## What is required:
Repeat every line below exactly, word for word.

## Stored data entries:
::::::
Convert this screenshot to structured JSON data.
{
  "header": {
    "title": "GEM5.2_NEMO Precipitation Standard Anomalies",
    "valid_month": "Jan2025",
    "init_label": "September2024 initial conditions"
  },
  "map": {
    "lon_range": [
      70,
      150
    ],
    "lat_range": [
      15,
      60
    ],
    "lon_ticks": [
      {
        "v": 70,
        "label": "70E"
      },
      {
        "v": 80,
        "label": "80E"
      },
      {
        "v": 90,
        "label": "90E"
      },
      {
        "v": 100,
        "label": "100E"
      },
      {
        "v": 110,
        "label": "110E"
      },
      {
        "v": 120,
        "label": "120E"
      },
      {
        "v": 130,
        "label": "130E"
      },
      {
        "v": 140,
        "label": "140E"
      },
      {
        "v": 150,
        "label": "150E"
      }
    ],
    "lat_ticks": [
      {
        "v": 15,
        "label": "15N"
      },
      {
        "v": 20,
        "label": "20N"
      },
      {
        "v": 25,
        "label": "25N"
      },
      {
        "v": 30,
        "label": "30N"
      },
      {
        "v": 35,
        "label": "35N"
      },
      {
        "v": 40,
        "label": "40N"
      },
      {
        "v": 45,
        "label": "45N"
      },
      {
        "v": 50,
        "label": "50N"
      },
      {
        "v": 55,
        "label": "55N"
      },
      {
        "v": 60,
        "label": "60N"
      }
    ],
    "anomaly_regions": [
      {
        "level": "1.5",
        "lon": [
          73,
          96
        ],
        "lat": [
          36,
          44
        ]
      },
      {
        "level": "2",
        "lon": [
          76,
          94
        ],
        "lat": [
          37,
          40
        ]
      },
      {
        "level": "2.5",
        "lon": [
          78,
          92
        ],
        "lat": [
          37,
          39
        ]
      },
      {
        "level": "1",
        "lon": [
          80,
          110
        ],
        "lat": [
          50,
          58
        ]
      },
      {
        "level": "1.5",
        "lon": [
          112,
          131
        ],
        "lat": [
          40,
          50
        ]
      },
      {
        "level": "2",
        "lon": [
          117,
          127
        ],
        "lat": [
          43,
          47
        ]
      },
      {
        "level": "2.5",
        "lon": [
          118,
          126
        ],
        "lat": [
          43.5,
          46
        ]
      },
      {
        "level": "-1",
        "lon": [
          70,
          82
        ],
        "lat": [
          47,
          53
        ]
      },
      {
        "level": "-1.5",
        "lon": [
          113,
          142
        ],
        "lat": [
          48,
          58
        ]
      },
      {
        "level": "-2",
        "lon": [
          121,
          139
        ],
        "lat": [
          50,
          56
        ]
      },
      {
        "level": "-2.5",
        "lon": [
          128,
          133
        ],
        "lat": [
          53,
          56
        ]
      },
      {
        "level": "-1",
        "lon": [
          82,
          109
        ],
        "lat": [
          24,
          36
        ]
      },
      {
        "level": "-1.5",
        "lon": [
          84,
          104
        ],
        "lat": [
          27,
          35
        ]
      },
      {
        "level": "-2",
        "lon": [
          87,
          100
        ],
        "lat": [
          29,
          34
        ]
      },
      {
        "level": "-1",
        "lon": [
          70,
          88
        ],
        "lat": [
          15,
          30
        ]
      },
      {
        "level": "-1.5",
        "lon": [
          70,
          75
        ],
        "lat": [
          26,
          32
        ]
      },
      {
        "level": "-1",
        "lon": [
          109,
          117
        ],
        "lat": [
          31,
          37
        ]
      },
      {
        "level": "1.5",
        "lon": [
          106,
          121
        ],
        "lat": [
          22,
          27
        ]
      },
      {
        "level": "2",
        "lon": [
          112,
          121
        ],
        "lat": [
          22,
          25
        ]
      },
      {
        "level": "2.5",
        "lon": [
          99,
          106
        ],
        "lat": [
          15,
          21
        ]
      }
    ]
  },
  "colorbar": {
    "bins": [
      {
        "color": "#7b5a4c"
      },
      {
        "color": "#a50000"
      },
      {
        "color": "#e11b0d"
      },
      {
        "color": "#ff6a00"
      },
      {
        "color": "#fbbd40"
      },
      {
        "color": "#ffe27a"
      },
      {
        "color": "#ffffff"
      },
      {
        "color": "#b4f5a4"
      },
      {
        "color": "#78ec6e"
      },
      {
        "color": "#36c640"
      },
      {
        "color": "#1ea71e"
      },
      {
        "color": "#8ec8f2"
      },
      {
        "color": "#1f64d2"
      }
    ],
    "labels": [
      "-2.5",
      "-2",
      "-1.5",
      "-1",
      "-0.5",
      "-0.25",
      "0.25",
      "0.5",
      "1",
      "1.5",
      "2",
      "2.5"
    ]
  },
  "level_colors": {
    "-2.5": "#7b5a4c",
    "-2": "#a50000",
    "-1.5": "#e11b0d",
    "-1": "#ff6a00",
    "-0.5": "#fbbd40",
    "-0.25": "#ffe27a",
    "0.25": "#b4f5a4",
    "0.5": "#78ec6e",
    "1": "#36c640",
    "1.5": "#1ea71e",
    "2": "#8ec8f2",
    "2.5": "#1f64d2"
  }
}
::::::
## Written reply:
Convert this screenshot to structured JSON data.
{
  "header": {
    "title": "GEM5.2_NEMO Precipitation Standard Anomalies",
    "valid_month": "Jan2025",
    "init_label": "September2024 initial conditions"
  },
  "map": {
    "lon_range": [
      70,
      150
    ],
    "lat_range": [
      15,
      60
    ],
    "lon_ticks": [
      {
        "v": 70,
        "label": "70E"
      },
      {
        "v": 80,
        "label": "80E"
      },
      {
        "v": 90,
        "label": "90E"
      },
      {
        "v": 100,
        "label": "100E"
      },
      {
        "v": 110,
        "label": "110E"
      },
      {
        "v": 120,
        "label": "120E"
      },
      {
        "v": 130,
        "label": "130E"
      },
      {
        "v": 140,
        "label": "140E"
      },
      {
        "v": 150,
        "label": "150E"
      }
    ],
    "lat_ticks": [
      {
        "v": 15,
        "label": "15N"
      },
      {
        "v": 20,
        "label": "20N"
      },
      {
        "v": 25,
        "label": "25N"
      },
      {
        "v": 30,
        "label": "30N"
      },
      {
        "v": 35,
        "label": "35N"
      },
      {
        "v": 40,
        "label": "40N"
      },
      {
        "v": 45,
        "label": "45N"
      },
      {
        "v": 50,
        "label": "50N"
      },
      {
        "v": 55,
        "label": "55N"
      },
      {
        "v": 60,
        "label": "60N"
      }
    ],
    "anomaly_regions": [
      {
        "level": "1.5",
        "lon": [
          73,
          96
        ],
        "lat": [
          36,
          44
        ]
      },
      {
        "level": "2",
        "lon": [
          76,
          94
        ],
        "lat": [
          37,
          40
        ]
      },
      {
        "level": "2.5",
        "lon": [
          78,
          92
        ],
        "lat": [
          37,
          39
        ]
      },
      {
        "level": "1",
        "lon": [
          80,
          110
        ],
        "lat": [
          50,
          58
        ]
      },
      {
        "level": "1.5",
        "lon": [
          112,
          131
        ],
        "lat": [
          40,
          50
        ]
      },
      {
        "level": "2",
        "lon": [
          117,
          127
        ],
        "lat": [
          43,
          47
        ]
      },
      {
        "level": "2.5",
        "lon": [
          118,
          126
        ],
        "lat": [
          43.5,
          46
        ]
      },
      {
        "level": "-1",
        "lon": [
          70,
          82
        ],
        "lat": [
          47,
          53
        ]
      },
      {
        "level": "-1.5",
        "lon": [
          113,
          142
        ],
        "lat": [
          48,
          58
        ]
      },
      {
        "level": "-2",
        "lon": [
          121,
          139
        ],
        "lat": [
          50,
          56
        ]
      },
      {
        "level": "-2.5",
        "lon": [
          128,
          133
        ],
        "lat": [
          53,
          56
        ]
      },
      {
        "level": "-1",
        "lon": [
          82,
          109
        ],
        "lat": [
          24,
          36
        ]
      },
      {
        "level": "-1.5",
        "lon": [
          84,
          104
        ],
        "lat": [
          27,
          35
        ]
      },
      {
        "level": "-2",
        "lon": [
          87,
          100
        ],
        "lat": [
          29,
          34
        ]
      },
      {
        "level": "-1",
        "lon": [
          70,
          88
        ],
        "lat": [
          15,
          30
        ]
      },
      {
        "level": "-1.5",
        "lon": [
          70,
          75
        ],
        "lat": [
          26,
          32
        ]
      },
      {
        "level": "-1",
        "lon": [
          109,
          117
        ],
        "lat": [
          31,
          37
        ]
      },
      {
        "level": "1.5",
        "lon": [
          106,
          121
        ],
        "lat": [
          22,
          27
        ]
      },
      {
        "level": "2",
        "lon": [
          112,
          121
        ],
        "lat": [
          22,
          25
        ]
      },
      {
        "level": "2.5",
        "lon": [
          99,
          106
        ],
        "lat": [
          15,
          21
        ]
      }
    ]
  },
  "colorbar": {
    "bins": [
      {
        "color": "#7b5a4c"
      },
      {
        "color": "#a50000"
      },
      {
        "color": "#e11b0d"
      },
      {
        "color": "#ff6a00"
      },
      {
        "color": "#fbbd40"
      },
      {
        "color": "#ffe27a"
      },
      {
        "color": "#ffffff"
      },
      {
        "color": "#b4f5a4"
      },
      {
        "color": "#78ec6e"
      },
      {
        "color": "#36c640"
      },
      {
        "color": "#1ea71e"
      },
      {
        "color": "#8ec8f2"
      },
      {
        "color": "#1f64d2"
      }
    ],
    "labels": [
      "-2.5",
      "-2",
      "-1.5",
      "-1",
      "-0.5",
      "-0.25",
      "0.25",
      "0.5",
      "1",
      "1.5",
      "2",
      "2.5"
    ]
  },
  "level_colors": {
    "-2.5": "#7b5a4c",
    "-2": "#a50000",
    "-1.5": "#e11b0d",
    "-1": "#ff6a00",
    "-0.5": "#fbbd40",
    "-0.25": "#ffe27a",
    "0.25": "#b4f5a4",
    "0.5": "#78ec6e",
    "1": "#36c640",
    "1.5": "#1ea71e",
    "2": "#8ec8f2",
    "2.5": "#1f64d2"
  }
}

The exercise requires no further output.